Surathkal railway station is one of the main railway stations of Mangalore city along with Mangalore Central railway station and Mangalore Junction railway station and is located in north Mangaluru. Twenty-two trains stop here.KRCL operates RO-RO services from Suratkal to Verna, Kolad, and Karembeli. As per the Konkan railway map, Surathkal railway station is at a distance of 733.825 kilometers from the northern starting point of the Konkan railway line at Roha and 4.615 kilometers from Thokur which is the southern endpoint of Konkan railway jurisdiction. The Surathkal railway station is at distance of 26.285 Kilometre from Mangaluru Central(MAQ) railway station.

The station has only one platform and a single diesel broad gauge track. During the landslides that occurred in August 2019 at Padil-Kulashekar railway section in Mangaluru, several trains were terminated at Surathkal railway stations. Again from 6-2-2023 to 3-3-2023 due to works carried between Padil and Jokatte section many trains were short terminated at Suratkal railway station, the trains were 12133/12134 CSMT- Manguluru Junction Express and Madgaon- Mangaluru Central Express (10107/10108). There is an urgent need of constructing another platform at Surathkal railway station to handle such emergencies as well as increasing number of passengers.
 
Surathkal railway station has a tea stall, a waiting room, and a running room. Rolling IN and Rolling OUT of RORO rakes are carried here.

Background

Surathkal is a suburb of Mangalore city located on National Highway 66 (earlier known as National Highway 17) in the Dakshina Kannada district, Karnataka state, India on the shore of the Arabian Sea. It is a municipality merged with Mangalore City Corporation. It lies between the Gurupura (Phalguni) and Pavanje (Nandini) rivers. It is considered as the northernmost area of Mangalore City Corporation geographical limits. Surathkal is six kilometers north of New Mangalore sea port (NMPT). The nearest airport is Mangalore International Airport (IXE/VOML) at fifteen kilometers away from Surathkal railway station. Mangalore petroleum refinery (MRPL) is three kilometers from this railway station. National Institute of Technology, Karnataka (formerly KREC) is at distance of two kilometers from Suratkal railway station.

SUPPLIED DATA -
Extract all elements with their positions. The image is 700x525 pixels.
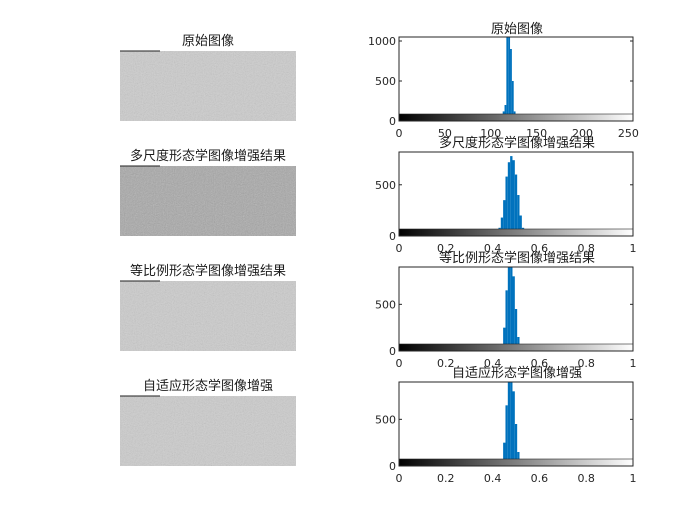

WORK REQUIRED - Extend the description of Surathkal railway station, picking up right after its final sentence.

TASK ANSWER -
Location
The Surathkal railway station is located 22 meters above mean sea level. The entrance to the railway station is from Surathkal-Bajpe Road now known as Surathkal-MRPL road. The Surathkal railway station is just 500 meters east of national highway NH-66. There is a bus-stop at the entrance of the railway station where one can get city buses to Hampankatta, Panambur, Kulai, Kulur, Mangalore, Kankanady, Krishnapura, Katipalla, and Bajpe.

Trains
The following trains have a stop at Surathkal railway station in both directions:

 Matsyagandha Express (12619/12620)
 Netravati Express (16346/16345)
 Mumbai CSMT–Mangaluru Junction Express (12133/12134)
 SBC–Karwar Express (16513/16514)
 SBC-Karwar Express (16523/16524)
 Gandhidham-Nagaracoil Express(16335-16336)
 NCJ Express(06335-06336)
 Hapa Express (16337/163338)
 Madgaon–Mangalore Intercity Express (22635/22636)
 Mangalore–Madgaon Passenger (56640/566641)
 Mangalore–Madgaon DEMU (70105/70106)
 Yeshvantpur–Karwar Express (16515/16516)

Some special trains running through Konkan railway route have stop at Surathkal railroad station.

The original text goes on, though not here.